# SHORT EXERCISE A
Answer these questions from the risk management flashcards, marking each answer like its question:
(i) How do the flashcards define risk management?
(ii) What four things should be done to risks, according to the basic principles?
(iii) Which RICS guidance on risk management do the flashcards name?
# SHORT EXERCISE B
For each statement, say whether the risk management flashcards agree, and quote the words that decide it:
(i) Only some construction projects involve risk.
(ii) Risks may be assessed qualitatively, quantitatively or both.
(iii) Using a trusted and experienced design team is listed as a way to reduce design risk.
# SHORT EXERCISE C
Rewrite the part of the risk management flashcards starting with "- Effective management" and going on through "risk 1st edition?", changing "risk workshops" to "review meetings".

# SELECTED TEXT
####################

Risk Management Flashcards
What is a risk in the context of a construction project?
A potential event that, should it occur, will affect the project outcome
What is risk management?
A structured process for identifying and controlling risks throughout a construction project
What are the basic principles of risk management?
Risks should be:
- IDENTIFIED
- ASSESSED (qualitatively and/or quantitatively)
- RESPONDED TO (avoid, reduce, transfer, share or retain –> risk allowance)
- MONITORED
What are the benefits of risk management in construction?
- All construction projects involve risk
- Managing risks can help achieve client’s time, cost and quality targets
- TIME: reduce programme risks
- COST: cost plan risk allowances
- QUALITY: reduce design risks
- Ensure risks are allocated to satisfy client’s risk appetite
How can the client’s project team reduce design risk?
- Effective management of the risk register through risk workshops
- Transfer the risk in procurement (CDP in traditional or D&B)
- Buildability input from early contractor involvement
- Use a trusted and experienced design team
Are you aware of any RICS guidance on risk management?
[Guidance Note] Management of risk, 1st edition
What are the risk response/mitigation strategies in Management of risk 1st edition?

####################

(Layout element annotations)

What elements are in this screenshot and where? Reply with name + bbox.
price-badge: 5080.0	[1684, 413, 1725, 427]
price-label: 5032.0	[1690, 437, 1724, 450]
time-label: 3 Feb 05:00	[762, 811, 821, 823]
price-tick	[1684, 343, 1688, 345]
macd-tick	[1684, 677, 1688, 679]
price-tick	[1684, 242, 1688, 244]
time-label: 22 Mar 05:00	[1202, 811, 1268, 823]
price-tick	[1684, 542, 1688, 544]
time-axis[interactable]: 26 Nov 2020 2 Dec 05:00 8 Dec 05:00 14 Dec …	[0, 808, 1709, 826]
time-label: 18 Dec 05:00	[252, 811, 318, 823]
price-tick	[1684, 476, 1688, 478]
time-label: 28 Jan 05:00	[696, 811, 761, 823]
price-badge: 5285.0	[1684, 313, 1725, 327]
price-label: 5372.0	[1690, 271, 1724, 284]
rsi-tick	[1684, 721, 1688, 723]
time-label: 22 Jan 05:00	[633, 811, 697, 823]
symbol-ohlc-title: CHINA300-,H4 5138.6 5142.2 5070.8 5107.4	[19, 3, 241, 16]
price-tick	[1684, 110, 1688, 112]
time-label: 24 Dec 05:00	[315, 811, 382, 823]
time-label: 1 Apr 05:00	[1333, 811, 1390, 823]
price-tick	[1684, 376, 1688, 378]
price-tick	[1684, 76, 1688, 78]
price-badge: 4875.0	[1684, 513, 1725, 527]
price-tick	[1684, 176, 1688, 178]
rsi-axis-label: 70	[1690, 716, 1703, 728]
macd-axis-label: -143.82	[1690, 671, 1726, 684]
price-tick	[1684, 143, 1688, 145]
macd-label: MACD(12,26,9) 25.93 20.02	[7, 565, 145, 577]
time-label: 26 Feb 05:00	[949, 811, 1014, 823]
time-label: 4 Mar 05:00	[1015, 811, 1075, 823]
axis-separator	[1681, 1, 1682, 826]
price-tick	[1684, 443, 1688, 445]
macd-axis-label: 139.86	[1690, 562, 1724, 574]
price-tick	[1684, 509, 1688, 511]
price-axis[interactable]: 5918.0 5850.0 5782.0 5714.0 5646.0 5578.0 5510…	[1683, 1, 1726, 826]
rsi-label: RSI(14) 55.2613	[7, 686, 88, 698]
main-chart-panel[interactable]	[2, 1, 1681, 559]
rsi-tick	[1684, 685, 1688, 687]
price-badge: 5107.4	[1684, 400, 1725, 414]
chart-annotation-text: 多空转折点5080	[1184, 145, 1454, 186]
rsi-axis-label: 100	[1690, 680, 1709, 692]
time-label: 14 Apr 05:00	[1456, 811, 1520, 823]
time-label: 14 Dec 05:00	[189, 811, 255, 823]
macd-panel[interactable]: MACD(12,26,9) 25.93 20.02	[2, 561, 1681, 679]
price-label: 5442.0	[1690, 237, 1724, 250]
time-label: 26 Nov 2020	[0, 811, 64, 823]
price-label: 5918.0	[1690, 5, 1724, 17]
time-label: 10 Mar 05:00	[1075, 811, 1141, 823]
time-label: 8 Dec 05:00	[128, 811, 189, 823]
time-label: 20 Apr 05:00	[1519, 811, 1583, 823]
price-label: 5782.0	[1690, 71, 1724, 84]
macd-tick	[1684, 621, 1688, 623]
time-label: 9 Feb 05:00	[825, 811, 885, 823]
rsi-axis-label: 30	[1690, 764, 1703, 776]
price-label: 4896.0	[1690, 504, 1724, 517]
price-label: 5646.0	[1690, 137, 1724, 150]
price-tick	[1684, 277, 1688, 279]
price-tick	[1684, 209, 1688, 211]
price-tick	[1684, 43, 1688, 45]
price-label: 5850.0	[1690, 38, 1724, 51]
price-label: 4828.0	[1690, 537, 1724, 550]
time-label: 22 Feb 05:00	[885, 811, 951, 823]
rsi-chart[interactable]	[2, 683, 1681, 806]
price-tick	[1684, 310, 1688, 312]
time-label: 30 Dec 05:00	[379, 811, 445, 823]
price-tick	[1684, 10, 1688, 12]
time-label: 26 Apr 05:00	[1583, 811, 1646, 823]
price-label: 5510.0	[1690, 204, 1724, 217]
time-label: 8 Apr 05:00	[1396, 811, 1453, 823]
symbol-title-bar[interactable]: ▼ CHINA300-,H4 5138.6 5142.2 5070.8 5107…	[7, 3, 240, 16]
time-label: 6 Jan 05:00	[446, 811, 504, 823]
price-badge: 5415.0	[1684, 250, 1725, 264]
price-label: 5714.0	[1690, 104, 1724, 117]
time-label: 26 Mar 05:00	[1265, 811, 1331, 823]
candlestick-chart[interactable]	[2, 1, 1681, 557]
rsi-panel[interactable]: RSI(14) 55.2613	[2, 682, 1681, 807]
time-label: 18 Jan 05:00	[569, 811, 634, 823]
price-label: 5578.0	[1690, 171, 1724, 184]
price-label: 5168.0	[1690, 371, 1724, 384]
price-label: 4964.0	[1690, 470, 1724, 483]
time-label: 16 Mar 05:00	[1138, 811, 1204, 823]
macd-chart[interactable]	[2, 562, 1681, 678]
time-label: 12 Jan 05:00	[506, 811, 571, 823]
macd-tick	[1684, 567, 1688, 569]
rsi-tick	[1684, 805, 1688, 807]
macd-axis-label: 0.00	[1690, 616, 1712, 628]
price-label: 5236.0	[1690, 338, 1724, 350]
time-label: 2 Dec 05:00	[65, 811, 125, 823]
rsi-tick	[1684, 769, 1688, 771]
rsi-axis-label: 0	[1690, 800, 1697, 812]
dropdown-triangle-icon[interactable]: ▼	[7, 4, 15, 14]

####################

# EXERCISE RESPONSE A
(i) A structured process for identifying and controlling risks throughout a construction project
(ii) They should be identified, assessed, responded to and monitored.
(iii) [Guidance Note] Management of risk, 1st edition

# EXERCISE RESPONSE B
(i) No: "All construction projects involve risk"
(ii) Yes: "ASSESSED (qualitatively and/or quantitatively)"
(iii) Yes: "Use a trusted and experienced design team"

# EXERCISE RESPONSE C
- Effective management of the risk register through review meetings
- Transfer the risk in procurement (CDP in traditional or D&B)
- Buildability input from early contractor involvement
- Use a trusted and experienced design team
Are you aware of any RICS guidance on risk management?
[Guidance Note] Management of risk, 1st edition
What are the risk response/mitigation strategies in Management of risk 1st edition?